● YOUR INSTRUCTIONS
Copy the records below exactly, omitting any pictures they contain.

====

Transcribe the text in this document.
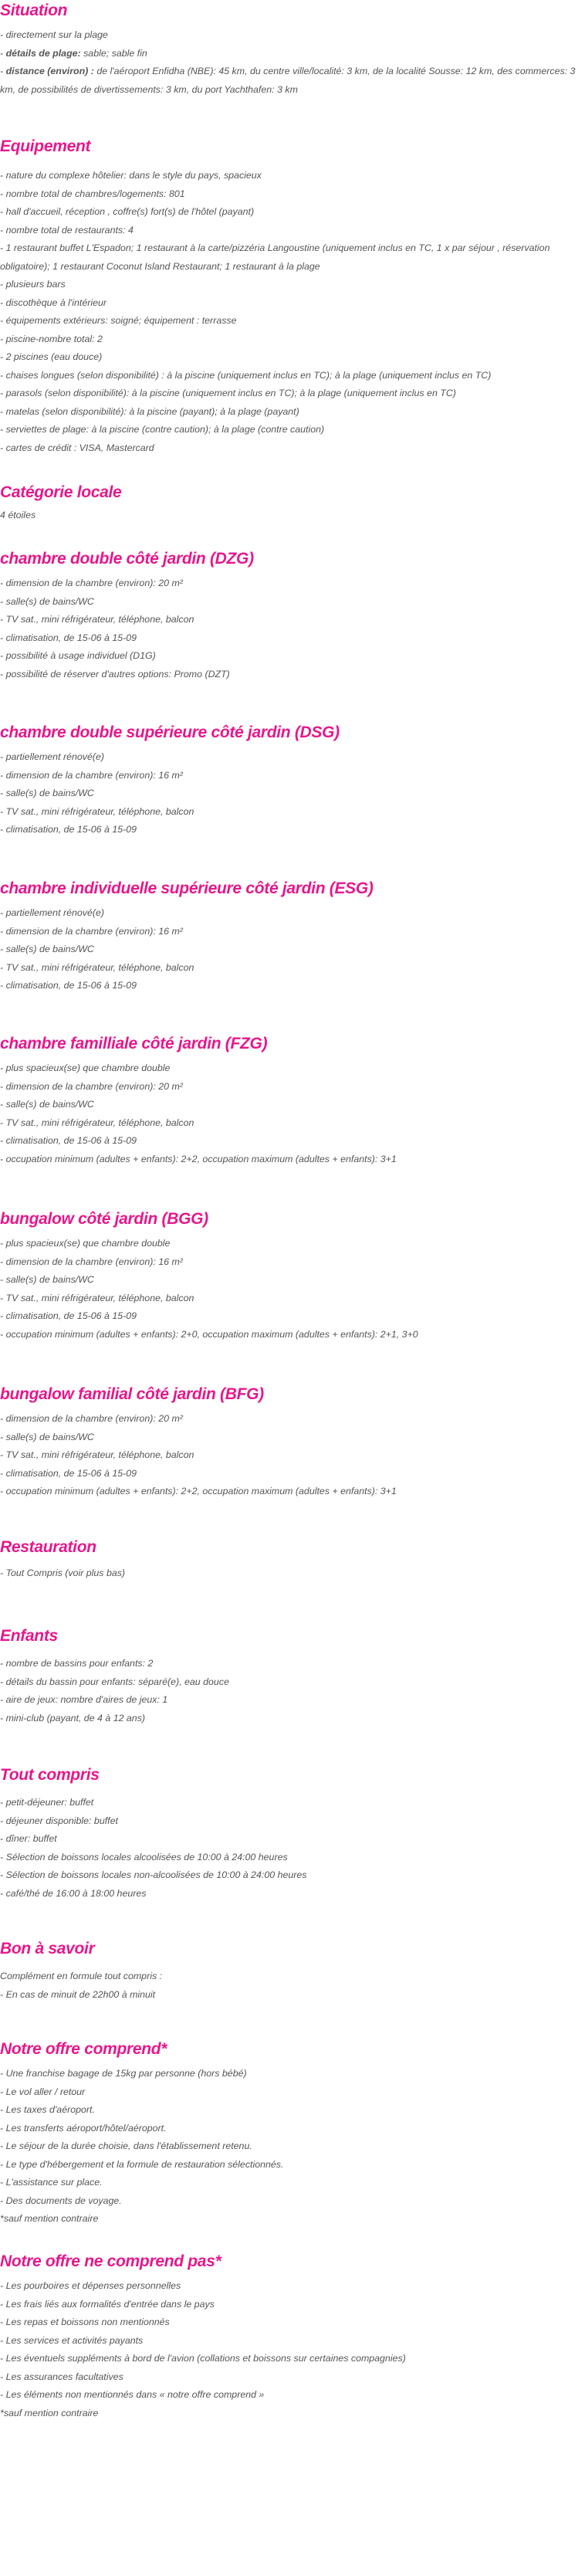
Situation
- directement sur la plage
- détails de plage: sable; sable fin
- distance (environ) : de l'aéroport Enfidha (NBE): 45 km, du centre ville/localité: 3 km, de la localité Sousse: 12 km, des commerces: 3 km, de possibilités de divertissements: 3 km, du port Yachthafen: 3 km
Equipement
- nature du complexe hôtelier: dans le style du pays, spacieux
- nombre total de chambres/logements: 801
- hall d'accueil, réception , coffre(s) fort(s) de l'hôtel (payant)
- nombre total de restaurants: 4
- 1 restaurant buffet L'Espadon; 1 restaurant à la carte/pizzéria Langoustine (uniquement inclus en TC, 1 x par séjour , réservation obligatoire); 1 restaurant Coconut Island Restaurant; 1 restaurant à la plage
- plusieurs bars
- discothèque à l'intérieur
- équipements extérieurs: soigné; équipement : terrasse
- piscine-nombre total: 2
- 2 piscines (eau douce)
- chaises longues (selon disponibilité) : à la piscine (uniquement inclus en TC); à la plage (uniquement inclus en TC)
- parasols (selon disponibilité): à la piscine (uniquement inclus en TC); à la plage (uniquement inclus en TC)
- matelas (selon disponibilité): à la piscine (payant); à la plage (payant)
- serviettes de plage: à la piscine (contre caution); à la plage (contre caution)
- cartes de crédit : VISA, Mastercard
Catégorie locale
4 étoiles
chambre double côté jardin (DZG)
- dimension de la chambre (environ): 20 m²
- salle(s) de bains/WC
- TV sat., mini réfrigérateur, téléphone, balcon
- climatisation, de 15-06 à 15-09
- possibilité à usage individuel (D1G)
- possibilité de réserver d'autres options: Promo (DZT)
chambre double supérieure côté jardin (DSG)
- partiellement rénové(e)
- dimension de la chambre (environ): 16 m²
- salle(s) de bains/WC
- TV sat., mini réfrigérateur, téléphone, balcon
- climatisation, de 15-06 à 15-09
chambre individuelle supérieure côté jardin (ESG)
- partiellement rénové(e)
- dimension de la chambre (environ): 16 m²
- salle(s) de bains/WC
- TV sat., mini réfrigérateur, téléphone, balcon
- climatisation, de 15-06 à 15-09
chambre familliale côté jardin (FZG)
- plus spacieux(se) que chambre double
- dimension de la chambre (environ): 20 m²
- salle(s) de bains/WC
- TV sat., mini réfrigérateur, téléphone, balcon
- climatisation, de 15-06 à 15-09
- occupation minimum (adultes + enfants): 2+2, occupation maximum (adultes + enfants): 3+1
bungalow côté jardin (BGG)
- plus spacieux(se) que chambre double
- dimension de la chambre (environ): 16 m²
- salle(s) de bains/WC
- TV sat., mini réfrigérateur, téléphone, balcon
- climatisation, de 15-06 à 15-09
- occupation minimum (adultes + enfants): 2+0, occupation maximum (adultes + enfants): 2+1, 3+0
bungalow familial côté jardin (BFG)
- dimension de la chambre (environ): 20 m²
- salle(s) de bains/WC
- TV sat., mini réfrigérateur, téléphone, balcon
- climatisation, de 15-06 à 15-09
- occupation minimum (adultes + enfants): 2+2, occupation maximum (adultes + enfants): 3+1
Restauration
- Tout Compris (voir plus bas)
Enfants
- nombre de bassins pour enfants: 2
- détails du bassin pour enfants: séparé(e), eau douce
- aire de jeux: nombre d'aires de jeux: 1
- mini-club (payant, de 4 à 12 ans)
Tout compris
- petit-déjeuner: buffet
- déjeuner disponible: buffet
- dîner: buffet
- Sélection de boissons locales alcoolisées de 10:00 à 24:00 heures
- Sélection de boissons locales non-alcoolisées de 10:00 à 24:00 heures
- café/thé de 16:00 à 18:00 heures
Bon à savoir
Complément en formule tout compris :
- En cas de minuit de 22h00 à minuit
Notre offre comprend*
- Une franchise bagage de 15kg par personne (hors bébé)
- Le vol aller / retour
- Les taxes d'aéroport.
- Les transferts aéroport/hôtel/aéroport.
- Le séjour de la durée choisie, dans l'établissement retenu.
- Le type d'hébergement et la formule de restauration sélectionnés.
- L'assistance sur place.
- Des documents de voyage.
*sauf mention contraire
Notre offre ne comprend pas*
- Les pourboires et dépenses personnelles
- Les frais liés aux formalités d'entrée dans le pays
- Les repas et boissons non mentionnés
- Les services et activités payants
- Les éventuels suppléments à bord de l'avion (collations et boissons sur certaines compagnies)
- Les assurances facultatives
- Les éléments non mentionnés dans « notre offre comprend »
*sauf mention contraire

====

● ANSWER BELOW
Transcribe the text in this document.
Situation
- directement sur la plage
- détails de plage: sable; sable fin
- distance (environ) : de l'aéroport Enfidha (NBE): 45 km, du centre ville/localité: 3 km, de la localité Sousse: 12 km, des commerces: 3 km, de possibilités de divertissements: 3 km, du port Yachthafen: 3 km
Equipement
- nature du complexe hôtelier: dans le style du pays, spacieux
- nombre total de chambres/logements: 801
- hall d'accueil, réception , coffre(s) fort(s) de l'hôtel (payant)
- nombre total de restaurants: 4
- 1 restaurant buffet L'Espadon; 1 restaurant à la carte/pizzéria Langoustine (uniquement inclus en TC, 1 x par séjour , réservation obligatoire); 1 restaurant Coconut Island Restaurant; 1 restaurant à la plage
- plusieurs bars
- discothèque à l'intérieur
- équipements extérieurs: soigné; équipement : terrasse
- piscine-nombre total: 2
- 2 piscines (eau douce)
- chaises longues (selon disponibilité) : à la piscine (uniquement inclus en TC); à la plage (uniquement inclus en TC)
- parasols (selon disponibilité): à la piscine (uniquement inclus en TC); à la plage (uniquement inclus en TC)
- matelas (selon disponibilité): à la piscine (payant); à la plage (payant)
- serviettes de plage: à la piscine (contre caution); à la plage (contre caution)
- cartes de crédit : VISA, Mastercard
Catégorie locale
4 étoiles
chambre double côté jardin (DZG)
- dimension de la chambre (environ): 20 m²
- salle(s) de bains/WC
- TV sat., mini réfrigérateur, téléphone, balcon
- climatisation, de 15-06 à 15-09
- possibilité à usage individuel (D1G)
- possibilité de réserver d'autres options: Promo (DZT)
chambre double supérieure côté jardin (DSG)
- partiellement rénové(e)
- dimension de la chambre (environ): 16 m²
- salle(s) de bains/WC
- TV sat., mini réfrigérateur, téléphone, balcon
- climatisation, de 15-06 à 15-09
chambre individuelle supérieure côté jardin (ESG)
- partiellement rénové(e)
- dimension de la chambre (environ): 16 m²
- salle(s) de bains/WC
- TV sat., mini réfrigérateur, téléphone, balcon
- climatisation, de 15-06 à 15-09
chambre familliale côté jardin (FZG)
- plus spacieux(se) que chambre double
- dimension de la chambre (environ): 20 m²
- salle(s) de bains/WC
- TV sat., mini réfrigérateur, téléphone, balcon
- climatisation, de 15-06 à 15-09
- occupation minimum (adultes + enfants): 2+2, occupation maximum (adultes + enfants): 3+1
bungalow côté jardin (BGG)
- plus spacieux(se) que chambre double
- dimension de la chambre (environ): 16 m²
- salle(s) de bains/WC
- TV sat., mini réfrigérateur, téléphone, balcon
- climatisation, de 15-06 à 15-09
- occupation minimum (adultes + enfants): 2+0, occupation maximum (adultes + enfants): 2+1, 3+0
bungalow familial côté jardin (BFG)
- dimension de la chambre (environ): 20 m²
- salle(s) de bains/WC
- TV sat., mini réfrigérateur, téléphone, balcon
- climatisation, de 15-06 à 15-09
- occupation minimum (adultes + enfants): 2+2, occupation maximum (adultes + enfants): 3+1
Restauration
- Tout Compris (voir plus bas)
Enfants
- nombre de bassins pour enfants: 2
- détails du bassin pour enfants: séparé(e), eau douce
- aire de jeux: nombre d'aires de jeux: 1
- mini-club (payant, de 4 à 12 ans)
Tout compris
- petit-déjeuner: buffet
- déjeuner disponible: buffet
- dîner: buffet
- Sélection de boissons locales alcoolisées de 10:00 à 24:00 heures
- Sélection de boissons locales non-alcoolisées de 10:00 à 24:00 heures
- café/thé de 16:00 à 18:00 heures
Bon à savoir
Complément en formule tout compris :
- En cas de minuit de 22h00 à minuit
Notre offre comprend*
- Une franchise bagage de 15kg par personne (hors bébé)
- Le vol aller / retour
- Les taxes d'aéroport.
- Les transferts aéroport/hôtel/aéroport.
- Le séjour de la durée choisie, dans l'établissement retenu.
- Le type d'hébergement et la formule de restauration sélectionnés.
- L'assistance sur place.
- Des documents de voyage.
*sauf mention contraire
Notre offre ne comprend pas*
- Les pourboires et dépenses personnelles
- Les frais liés aux formalités d'entrée dans le pays
- Les repas et boissons non mentionnés
- Les services et activités payants
- Les éventuels suppléments à bord de l'avion (collations et boissons sur certaines compagnies)
- Les assurances facultatives
- Les éléments non mentionnés dans « notre offre comprend »
*sauf mention contraire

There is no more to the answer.